Structured figure records
== == ==

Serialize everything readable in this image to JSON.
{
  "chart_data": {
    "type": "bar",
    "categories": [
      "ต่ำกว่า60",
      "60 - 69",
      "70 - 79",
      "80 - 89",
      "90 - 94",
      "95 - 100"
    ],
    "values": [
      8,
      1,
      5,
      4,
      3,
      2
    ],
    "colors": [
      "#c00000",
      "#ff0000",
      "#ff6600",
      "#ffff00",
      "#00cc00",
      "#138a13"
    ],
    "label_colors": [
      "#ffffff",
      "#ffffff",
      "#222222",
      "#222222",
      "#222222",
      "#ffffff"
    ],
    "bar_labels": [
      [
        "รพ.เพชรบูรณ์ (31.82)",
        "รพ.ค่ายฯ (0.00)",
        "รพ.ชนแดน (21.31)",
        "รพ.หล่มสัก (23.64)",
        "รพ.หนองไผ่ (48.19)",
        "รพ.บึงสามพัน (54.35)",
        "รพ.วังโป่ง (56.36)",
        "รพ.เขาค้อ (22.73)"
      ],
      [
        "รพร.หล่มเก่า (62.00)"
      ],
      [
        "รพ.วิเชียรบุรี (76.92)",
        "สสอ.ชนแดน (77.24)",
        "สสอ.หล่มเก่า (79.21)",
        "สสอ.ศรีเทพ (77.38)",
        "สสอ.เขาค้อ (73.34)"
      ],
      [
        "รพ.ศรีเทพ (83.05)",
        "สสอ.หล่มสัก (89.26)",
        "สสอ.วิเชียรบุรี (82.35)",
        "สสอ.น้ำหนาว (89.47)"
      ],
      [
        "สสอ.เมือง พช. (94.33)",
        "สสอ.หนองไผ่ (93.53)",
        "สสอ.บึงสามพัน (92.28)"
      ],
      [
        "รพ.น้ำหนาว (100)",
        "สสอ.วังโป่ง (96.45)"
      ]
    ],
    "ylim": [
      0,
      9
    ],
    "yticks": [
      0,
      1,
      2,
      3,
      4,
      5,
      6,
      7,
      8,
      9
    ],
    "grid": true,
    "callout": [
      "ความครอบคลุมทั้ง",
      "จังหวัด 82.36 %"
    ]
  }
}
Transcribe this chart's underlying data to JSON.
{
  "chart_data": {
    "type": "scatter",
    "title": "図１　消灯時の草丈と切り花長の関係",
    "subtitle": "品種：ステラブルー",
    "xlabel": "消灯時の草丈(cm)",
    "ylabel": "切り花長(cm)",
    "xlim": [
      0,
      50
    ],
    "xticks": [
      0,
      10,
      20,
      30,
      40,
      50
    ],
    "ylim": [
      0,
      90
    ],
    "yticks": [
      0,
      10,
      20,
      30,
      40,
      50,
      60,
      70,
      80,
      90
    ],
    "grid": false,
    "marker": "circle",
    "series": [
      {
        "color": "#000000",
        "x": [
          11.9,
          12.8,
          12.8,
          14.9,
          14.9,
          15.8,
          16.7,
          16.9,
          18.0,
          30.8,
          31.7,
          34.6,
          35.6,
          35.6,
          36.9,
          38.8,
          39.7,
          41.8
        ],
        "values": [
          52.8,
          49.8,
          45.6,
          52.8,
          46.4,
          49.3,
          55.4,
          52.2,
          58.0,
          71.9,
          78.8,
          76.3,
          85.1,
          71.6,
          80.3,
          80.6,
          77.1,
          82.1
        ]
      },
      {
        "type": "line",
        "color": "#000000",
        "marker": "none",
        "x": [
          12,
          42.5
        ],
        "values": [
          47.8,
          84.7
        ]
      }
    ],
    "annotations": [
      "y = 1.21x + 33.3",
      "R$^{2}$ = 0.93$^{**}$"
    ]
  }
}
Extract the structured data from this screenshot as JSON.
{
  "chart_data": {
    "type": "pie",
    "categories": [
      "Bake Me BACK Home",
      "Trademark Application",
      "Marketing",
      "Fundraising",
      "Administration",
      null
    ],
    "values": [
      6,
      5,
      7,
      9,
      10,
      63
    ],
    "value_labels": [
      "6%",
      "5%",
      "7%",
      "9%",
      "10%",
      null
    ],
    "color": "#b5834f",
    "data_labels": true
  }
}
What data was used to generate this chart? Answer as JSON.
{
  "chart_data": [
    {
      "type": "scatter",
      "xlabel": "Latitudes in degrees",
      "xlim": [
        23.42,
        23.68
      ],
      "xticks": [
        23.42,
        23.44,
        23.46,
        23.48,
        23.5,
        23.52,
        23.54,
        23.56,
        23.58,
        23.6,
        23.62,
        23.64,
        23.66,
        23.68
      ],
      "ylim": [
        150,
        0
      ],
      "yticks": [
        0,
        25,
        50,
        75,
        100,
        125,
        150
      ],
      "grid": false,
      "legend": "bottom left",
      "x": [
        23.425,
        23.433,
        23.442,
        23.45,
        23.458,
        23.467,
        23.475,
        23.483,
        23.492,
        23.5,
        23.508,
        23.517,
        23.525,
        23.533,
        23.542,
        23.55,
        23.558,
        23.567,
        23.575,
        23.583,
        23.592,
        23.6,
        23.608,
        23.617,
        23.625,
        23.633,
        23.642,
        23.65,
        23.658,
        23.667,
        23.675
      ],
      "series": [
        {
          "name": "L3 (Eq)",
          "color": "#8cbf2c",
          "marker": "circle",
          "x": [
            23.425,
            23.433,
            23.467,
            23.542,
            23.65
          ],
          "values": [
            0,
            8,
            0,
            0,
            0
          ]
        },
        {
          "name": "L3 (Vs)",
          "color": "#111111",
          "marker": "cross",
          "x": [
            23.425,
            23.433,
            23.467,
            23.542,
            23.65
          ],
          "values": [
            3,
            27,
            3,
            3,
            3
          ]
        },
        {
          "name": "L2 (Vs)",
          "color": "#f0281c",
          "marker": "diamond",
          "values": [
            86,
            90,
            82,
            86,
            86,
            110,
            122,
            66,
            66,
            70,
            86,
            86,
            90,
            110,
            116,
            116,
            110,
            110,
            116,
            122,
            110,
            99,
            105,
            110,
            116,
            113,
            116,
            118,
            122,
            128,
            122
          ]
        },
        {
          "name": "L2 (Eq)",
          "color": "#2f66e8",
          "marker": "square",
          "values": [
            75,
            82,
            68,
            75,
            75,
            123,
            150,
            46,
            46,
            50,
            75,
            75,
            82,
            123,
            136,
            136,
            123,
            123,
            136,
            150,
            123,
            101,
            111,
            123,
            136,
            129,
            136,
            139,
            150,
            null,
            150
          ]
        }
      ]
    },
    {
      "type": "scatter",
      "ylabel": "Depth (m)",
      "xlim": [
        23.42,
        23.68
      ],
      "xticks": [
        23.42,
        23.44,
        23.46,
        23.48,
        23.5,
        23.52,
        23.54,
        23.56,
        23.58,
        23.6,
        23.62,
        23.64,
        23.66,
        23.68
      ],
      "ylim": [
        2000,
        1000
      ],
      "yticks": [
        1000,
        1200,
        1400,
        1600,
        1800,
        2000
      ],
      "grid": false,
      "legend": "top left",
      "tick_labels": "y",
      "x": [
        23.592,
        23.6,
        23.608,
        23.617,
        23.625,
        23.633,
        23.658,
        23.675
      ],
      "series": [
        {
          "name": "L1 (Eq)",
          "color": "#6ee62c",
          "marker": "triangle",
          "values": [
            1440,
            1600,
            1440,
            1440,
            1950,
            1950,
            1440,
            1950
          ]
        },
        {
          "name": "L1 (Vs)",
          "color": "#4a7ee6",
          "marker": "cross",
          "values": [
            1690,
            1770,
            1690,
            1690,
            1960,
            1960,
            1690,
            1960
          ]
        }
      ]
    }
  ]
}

== == ==

» Request
Output the listing above exactly as it appears.

» Completed task
Serialize everything readable in this image to JSON.
{
  "chart_data": {
    "type": "bar",
    "categories": [
      "ต่ำกว่า60",
      "60 - 69",
      "70 - 79",
      "80 - 89",
      "90 - 94",
      "95 - 100"
    ],
    "values": [
      8,
      1,
      5,
      4,
      3,
      2
    ],
    "colors": [
      "#c00000",
      "#ff0000",
      "#ff6600",
      "#ffff00",
      "#00cc00",
      "#138a13"
    ],
    "label_colors": [
      "#ffffff",
      "#ffffff",
      "#222222",
      "#222222",
      "#222222",
      "#ffffff"
    ],
    "bar_labels": [
      [
        "รพ.เพชรบูรณ์ (31.82)",
        "รพ.ค่ายฯ (0.00)",
        "รพ.ชนแดน (21.31)",
        "รพ.หล่มสัก (23.64)",
        "รพ.หนองไผ่ (48.19)",
        "รพ.บึงสามพัน (54.35)",
        "รพ.วังโป่ง (56.36)",
        "รพ.เขาค้อ (22.73)"
      ],
      [
        "รพร.หล่มเก่า (62.00)"
      ],
      [
        "รพ.วิเชียรบุรี (76.92)",
        "สสอ.ชนแดน (77.24)",
        "สสอ.หล่มเก่า (79.21)",
        "สสอ.ศรีเทพ (77.38)",
        "สสอ.เขาค้อ (73.34)"
      ],
      [
        "รพ.ศรีเทพ (83.05)",
        "สสอ.หล่มสัก (89.26)",
        "สสอ.วิเชียรบุรี (82.35)",
        "สสอ.น้ำหนาว (89.47)"
      ],
      [
        "สสอ.เมือง พช. (94.33)",
        "สสอ.หนองไผ่ (93.53)",
        "สสอ.บึงสามพัน (92.28)"
      ],
      [
        "รพ.น้ำหนาว (100)",
        "สสอ.วังโป่ง (96.45)"
      ]
    ],
    "ylim": [
      0,
      9
    ],
    "yticks": [
      0,
      1,
      2,
      3,
      4,
      5,
      6,
      7,
      8,
      9
    ],
    "grid": true,
    "callout": [
      "ความครอบคลุมทั้ง",
      "จังหวัด 82.36 %"
    ]
  }
}
Transcribe this chart's underlying data to JSON.
{
  "chart_data": {
    "type": "scatter",
    "title": "図１　消灯時の草丈と切り花長の関係",
    "subtitle": "品種：ステラブルー",
    "xlabel": "消灯時の草丈(cm)",
    "ylabel": "切り花長(cm)",
    "xlim": [
      0,
      50
    ],
    "xticks": [
      0,
      10,
      20,
      30,
      40,
      50
    ],
    "ylim": [
      0,
      90
    ],
    "yticks": [
      0,
      10,
      20,
      30,
      40,
      50,
      60,
      70,
      80,
      90
    ],
    "grid": false,
    "marker": "circle",
    "series": [
      {
        "color": "#000000",
        "x": [
          11.9,
          12.8,
          12.8,
          14.9,
          14.9,
          15.8,
          16.7,
          16.9,
          18.0,
          30.8,
          31.7,
          34.6,
          35.6,
          35.6,
          36.9,
          38.8,
          39.7,
          41.8
        ],
        "values": [
          52.8,
          49.8,
          45.6,
          52.8,
          46.4,
          49.3,
          55.4,
          52.2,
          58.0,
          71.9,
          78.8,
          76.3,
          85.1,
          71.6,
          80.3,
          80.6,
          77.1,
          82.1
        ]
      },
      {
        "type": "line",
        "color": "#000000",
        "marker": "none",
        "x": [
          12,
          42.5
        ],
        "values": [
          47.8,
          84.7
        ]
      }
    ],
    "annotations": [
      "y = 1.21x + 33.3",
      "R$^{2}$ = 0.93$^{**}$"
    ]
  }
}
Extract the structured data from this screenshot as JSON.
{
  "chart_data": {
    "type": "pie",
    "categories": [
      "Bake Me BACK Home",
      "Trademark Application",
      "Marketing",
      "Fundraising",
      "Administration",
      null
    ],
    "values": [
      6,
      5,
      7,
      9,
      10,
      63
    ],
    "value_labels": [
      "6%",
      "5%",
      "7%",
      "9%",
      "10%",
      null
    ],
    "color": "#b5834f",
    "data_labels": true
  }
}
What data was used to generate this chart? Answer as JSON.
{
  "chart_data": [
    {
      "type": "scatter",
      "xlabel": "Latitudes in degrees",
      "xlim": [
        23.42,
        23.68
      ],
      "xticks": [
        23.42,
        23.44,
        23.46,
        23.48,
        23.5,
        23.52,
        23.54,
        23.56,
        23.58,
        23.6,
        23.62,
        23.64,
        23.66,
        23.68
      ],
      "ylim": [
        150,
        0
      ],
      "yticks": [
        0,
        25,
        50,
        75,
        100,
        125,
        150
      ],
      "grid": false,
      "legend": "bottom left",
      "x": [
        23.425,
        23.433,
        23.442,
        23.45,
        23.458,
        23.467,
        23.475,
        23.483,
        23.492,
        23.5,
        23.508,
        23.517,
        23.525,
        23.533,
        23.542,
        23.55,
        23.558,
        23.567,
        23.575,
        23.583,
        23.592,
        23.6,
        23.608,
        23.617,
        23.625,
        23.633,
        23.642,
        23.65,
        23.658,
        23.667,
        23.675
      ],
      "series": [
        {
          "name": "L3 (Eq)",
          "color": "#8cbf2c",
          "marker": "circle",
          "x": [
            23.425,
            23.433,
            23.467,
            23.542,
            23.65
          ],
          "values": [
            0,
            8,
            0,
            0,
            0
          ]
        },
        {
          "name": "L3 (Vs)",
          "color": "#111111",
          "marker": "cross",
          "x": [
            23.425,
            23.433,
            23.467,
            23.542,
            23.65
          ],
          "values": [
            3,
            27,
            3,
            3,
            3
          ]
        },
        {
          "name": "L2 (Vs)",
          "color": "#f0281c",
          "marker": "diamond",
          "values": [
            86,
            90,
            82,
            86,
            86,
            110,
            122,
            66,
            66,
            70,
            86,
            86,
            90,
            110,
            116,
            116,
            110,
            110,
            116,
            122,
            110,
            99,
            105,
            110,
            116,
            113,
            116,
            118,
            122,
            128,
            122
          ]
        },
        {
          "name": "L2 (Eq)",
          "color": "#2f66e8",
          "marker": "square",
          "values": [
            75,
            82,
            68,
            75,
            75,
            123,
            150,
            46,
            46,
            50,
            75,
            75,
            82,
            123,
            136,
            136,
            123,
            123,
            136,
            150,
            123,
            101,
            111,
            123,
            136,
            129,
            136,
            139,
            150,
            null,
            150
          ]
        }
      ]
    },
    {
      "type": "scatter",
      "ylabel": "Depth (m)",
      "xlim": [
        23.42,
        23.68
      ],
      "xticks": [
        23.42,
        23.44,
        23.46,
        23.48,
        23.5,
        23.52,
        23.54,
        23.56,
        23.58,
        23.6,
        23.62,
        23.64,
        23.66,
        23.68
      ],
      "ylim": [
        2000,
        1000
      ],
      "yticks": [
        1000,
        1200,
        1400,
        1600,
        1800,
        2000
      ],
      "grid": false,
      "legend": "top left",
      "tick_labels": "y",
      "x": [
        23.592,
        23.6,
        23.608,
        23.617,
        23.625,
        23.633,
        23.658,
        23.675
      ],
      "series": [
        {
          "name": "L1 (Eq)",
          "color": "#6ee62c",
          "marker": "triangle",
          "values": [
            1440,
            1600,
            1440,
            1440,
            1950,
            1950,
            1440,
            1950
          ]
        },
        {
          "name": "L1 (Vs)",
          "color": "#4a7ee6",
          "marker": "cross",
          "values": [
            1690,
            1770,
            1690,
            1690,
            1960,
            1960,
            1690,
            1960
          ]
        }
      ]
    }
  ]
}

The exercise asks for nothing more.